WHAT IS BEING ASKED >> Count lines with "рецептов" in them. Report only the total.

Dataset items

+--

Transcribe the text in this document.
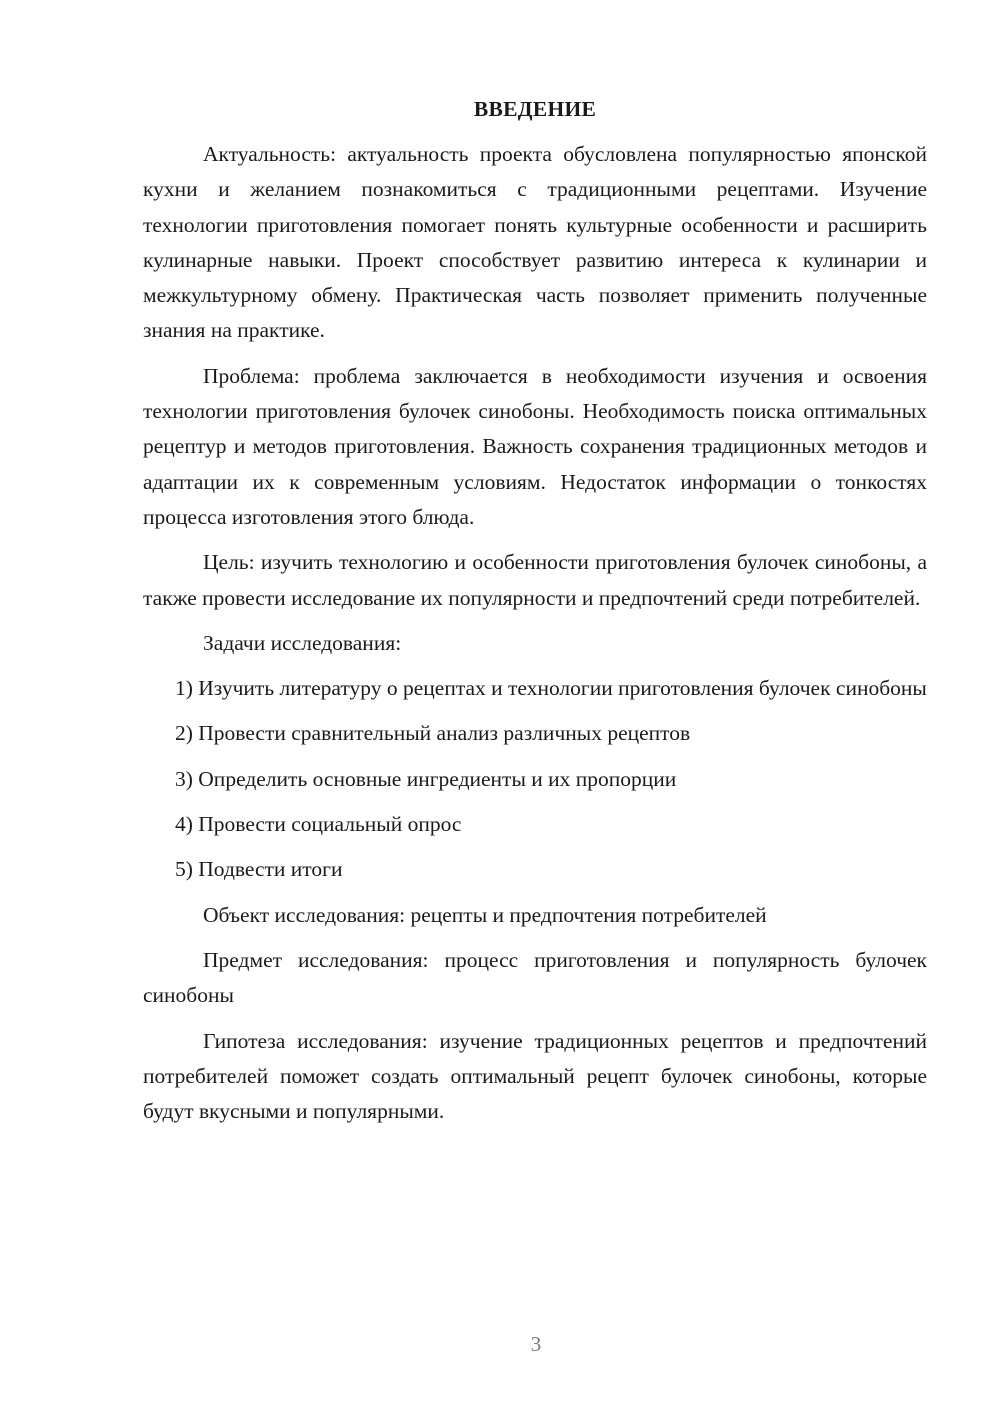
ВВЕДЕНИЕ

Актуальность: актуальность проекта обусловлена популярностью японской кухни и желанием познакомиться с традиционными рецептами. Изучение технологии приготовления помогает понять культурные особенности и расширить кулинарные навыки. Проект способствует развитию интереса к кулинарии и межкультурному обмену. Практическая часть позволяет применить полученные знания на практике.

Проблема: проблема заключается в необходимости изучения и освоения технологии приготовления булочек синобоны. Необходимость поиска оптимальных рецептур и методов приготовления. Важность сохранения традиционных методов и адаптации их к современным условиям. Недостаток информации о тонкостях процесса изготовления этого блюда.

Цель: изучить технологию и особенности приготовления булочек синобоны, а также провести исследование их популярности и предпочтений среди потребителей.

Задачи исследования:

1) Изучить литературу о рецептах и технологии приготовления булочек синобоны

2) Провести сравнительный анализ различных рецептов

3) Определить основные ингредиенты и их пропорции

4) Провести социальный опрос

5) Подвести итоги

Объект исследования: рецепты и предпочтения потребителей

Предмет исследования: процесс приготовления и популярность булочек синобоны

Гипотеза исследования: изучение традиционных рецептов и предпочтений потребителей поможет создать оптимальный рецепт булочек синобоны, которые будут вкусными и популярными.

3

+--

TASK RESPONSE >> 2